= SET EXERCISE =
Search the material for the string "Local" and copy each line where it occurs.

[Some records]
-----
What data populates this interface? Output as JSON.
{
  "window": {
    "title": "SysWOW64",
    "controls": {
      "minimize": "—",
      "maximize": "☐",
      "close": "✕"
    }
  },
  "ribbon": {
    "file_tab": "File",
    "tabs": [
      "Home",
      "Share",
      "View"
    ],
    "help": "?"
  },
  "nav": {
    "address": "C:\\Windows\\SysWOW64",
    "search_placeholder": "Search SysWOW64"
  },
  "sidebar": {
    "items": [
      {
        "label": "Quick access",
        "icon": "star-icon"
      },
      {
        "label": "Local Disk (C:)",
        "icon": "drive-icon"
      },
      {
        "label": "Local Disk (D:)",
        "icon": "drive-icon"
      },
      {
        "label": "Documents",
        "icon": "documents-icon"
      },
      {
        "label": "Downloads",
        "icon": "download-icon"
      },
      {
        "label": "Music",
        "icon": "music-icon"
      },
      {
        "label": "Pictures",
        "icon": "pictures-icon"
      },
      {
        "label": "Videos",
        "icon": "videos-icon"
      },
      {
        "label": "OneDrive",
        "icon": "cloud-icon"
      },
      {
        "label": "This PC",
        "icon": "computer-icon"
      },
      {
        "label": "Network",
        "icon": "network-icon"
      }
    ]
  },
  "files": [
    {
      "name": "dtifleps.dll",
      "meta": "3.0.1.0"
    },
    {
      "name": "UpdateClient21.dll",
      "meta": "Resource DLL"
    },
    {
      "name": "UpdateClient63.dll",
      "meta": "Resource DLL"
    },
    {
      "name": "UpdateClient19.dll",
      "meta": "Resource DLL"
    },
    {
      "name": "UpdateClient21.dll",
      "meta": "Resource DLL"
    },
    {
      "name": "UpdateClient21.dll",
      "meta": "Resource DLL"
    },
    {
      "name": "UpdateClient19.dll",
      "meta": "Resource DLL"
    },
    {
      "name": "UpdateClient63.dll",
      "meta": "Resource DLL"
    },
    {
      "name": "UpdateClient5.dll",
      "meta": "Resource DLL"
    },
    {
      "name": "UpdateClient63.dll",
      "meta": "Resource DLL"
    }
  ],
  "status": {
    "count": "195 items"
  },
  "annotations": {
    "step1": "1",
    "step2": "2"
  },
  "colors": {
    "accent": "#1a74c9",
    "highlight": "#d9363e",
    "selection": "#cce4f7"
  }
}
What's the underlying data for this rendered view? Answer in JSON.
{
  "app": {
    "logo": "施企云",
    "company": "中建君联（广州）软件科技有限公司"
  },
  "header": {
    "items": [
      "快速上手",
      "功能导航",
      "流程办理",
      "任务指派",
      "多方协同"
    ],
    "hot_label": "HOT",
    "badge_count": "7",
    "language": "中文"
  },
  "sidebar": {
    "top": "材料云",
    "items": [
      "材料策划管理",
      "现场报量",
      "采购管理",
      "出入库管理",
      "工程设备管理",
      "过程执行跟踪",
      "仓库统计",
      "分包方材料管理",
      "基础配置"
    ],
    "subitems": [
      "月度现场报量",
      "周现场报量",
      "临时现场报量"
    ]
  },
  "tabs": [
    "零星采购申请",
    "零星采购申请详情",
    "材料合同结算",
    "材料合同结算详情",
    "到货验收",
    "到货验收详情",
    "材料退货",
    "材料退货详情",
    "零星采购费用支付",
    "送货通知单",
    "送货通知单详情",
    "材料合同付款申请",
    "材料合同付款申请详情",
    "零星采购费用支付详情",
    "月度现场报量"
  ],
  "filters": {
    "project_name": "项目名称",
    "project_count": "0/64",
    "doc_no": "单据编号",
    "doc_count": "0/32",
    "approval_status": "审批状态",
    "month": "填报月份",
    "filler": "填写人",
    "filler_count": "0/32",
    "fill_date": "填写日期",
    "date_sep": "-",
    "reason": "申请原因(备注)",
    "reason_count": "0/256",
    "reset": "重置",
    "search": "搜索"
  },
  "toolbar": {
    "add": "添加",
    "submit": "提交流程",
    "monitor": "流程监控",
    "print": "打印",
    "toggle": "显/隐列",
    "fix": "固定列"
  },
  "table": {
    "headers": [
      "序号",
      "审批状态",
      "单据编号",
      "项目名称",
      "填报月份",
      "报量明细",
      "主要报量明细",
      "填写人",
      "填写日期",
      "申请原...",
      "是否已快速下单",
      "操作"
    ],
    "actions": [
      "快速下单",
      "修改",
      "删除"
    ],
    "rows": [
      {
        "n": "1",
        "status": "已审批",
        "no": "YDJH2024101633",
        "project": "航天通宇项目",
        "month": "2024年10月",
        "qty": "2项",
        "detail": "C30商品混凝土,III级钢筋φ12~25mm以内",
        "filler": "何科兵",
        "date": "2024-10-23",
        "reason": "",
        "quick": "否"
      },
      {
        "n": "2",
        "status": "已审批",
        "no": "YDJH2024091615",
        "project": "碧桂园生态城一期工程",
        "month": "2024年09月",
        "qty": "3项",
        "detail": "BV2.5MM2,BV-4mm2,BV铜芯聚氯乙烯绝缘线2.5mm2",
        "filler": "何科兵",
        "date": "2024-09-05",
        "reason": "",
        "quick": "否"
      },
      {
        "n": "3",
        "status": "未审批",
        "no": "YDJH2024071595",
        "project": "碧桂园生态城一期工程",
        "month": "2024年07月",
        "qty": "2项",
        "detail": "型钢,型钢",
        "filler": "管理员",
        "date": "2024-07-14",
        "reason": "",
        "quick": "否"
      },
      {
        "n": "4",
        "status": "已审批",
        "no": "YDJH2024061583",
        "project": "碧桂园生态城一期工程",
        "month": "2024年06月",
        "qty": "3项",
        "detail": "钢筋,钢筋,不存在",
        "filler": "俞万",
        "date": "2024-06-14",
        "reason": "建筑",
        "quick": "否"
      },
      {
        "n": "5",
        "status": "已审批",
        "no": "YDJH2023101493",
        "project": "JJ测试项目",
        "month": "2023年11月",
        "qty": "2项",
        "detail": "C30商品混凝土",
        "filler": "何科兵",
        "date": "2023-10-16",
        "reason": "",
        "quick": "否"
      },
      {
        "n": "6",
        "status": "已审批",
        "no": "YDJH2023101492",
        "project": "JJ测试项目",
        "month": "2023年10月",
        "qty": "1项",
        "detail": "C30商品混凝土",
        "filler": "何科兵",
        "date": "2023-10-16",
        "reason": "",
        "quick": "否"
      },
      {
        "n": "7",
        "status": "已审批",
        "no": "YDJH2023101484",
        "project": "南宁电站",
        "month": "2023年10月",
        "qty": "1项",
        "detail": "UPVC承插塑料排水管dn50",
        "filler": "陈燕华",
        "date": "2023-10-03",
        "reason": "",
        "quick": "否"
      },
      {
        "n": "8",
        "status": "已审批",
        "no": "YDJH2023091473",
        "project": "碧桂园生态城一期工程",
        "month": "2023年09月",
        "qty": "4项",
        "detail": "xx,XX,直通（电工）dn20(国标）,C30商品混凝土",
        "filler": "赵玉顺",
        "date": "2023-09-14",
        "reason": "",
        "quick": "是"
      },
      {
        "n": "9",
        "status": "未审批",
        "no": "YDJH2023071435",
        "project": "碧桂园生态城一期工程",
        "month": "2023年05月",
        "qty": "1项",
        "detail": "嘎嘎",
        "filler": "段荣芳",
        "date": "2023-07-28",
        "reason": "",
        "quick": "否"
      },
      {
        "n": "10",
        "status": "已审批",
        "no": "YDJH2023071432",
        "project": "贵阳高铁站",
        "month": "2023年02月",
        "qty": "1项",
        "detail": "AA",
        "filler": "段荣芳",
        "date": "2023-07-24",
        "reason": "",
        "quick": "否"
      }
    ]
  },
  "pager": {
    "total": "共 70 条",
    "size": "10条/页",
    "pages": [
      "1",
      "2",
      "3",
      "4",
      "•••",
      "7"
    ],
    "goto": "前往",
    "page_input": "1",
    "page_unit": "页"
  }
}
-----
= COMPLETED TASK =
        "label": "Local Disk (C:)",
        "label": "Local Disk (D:)",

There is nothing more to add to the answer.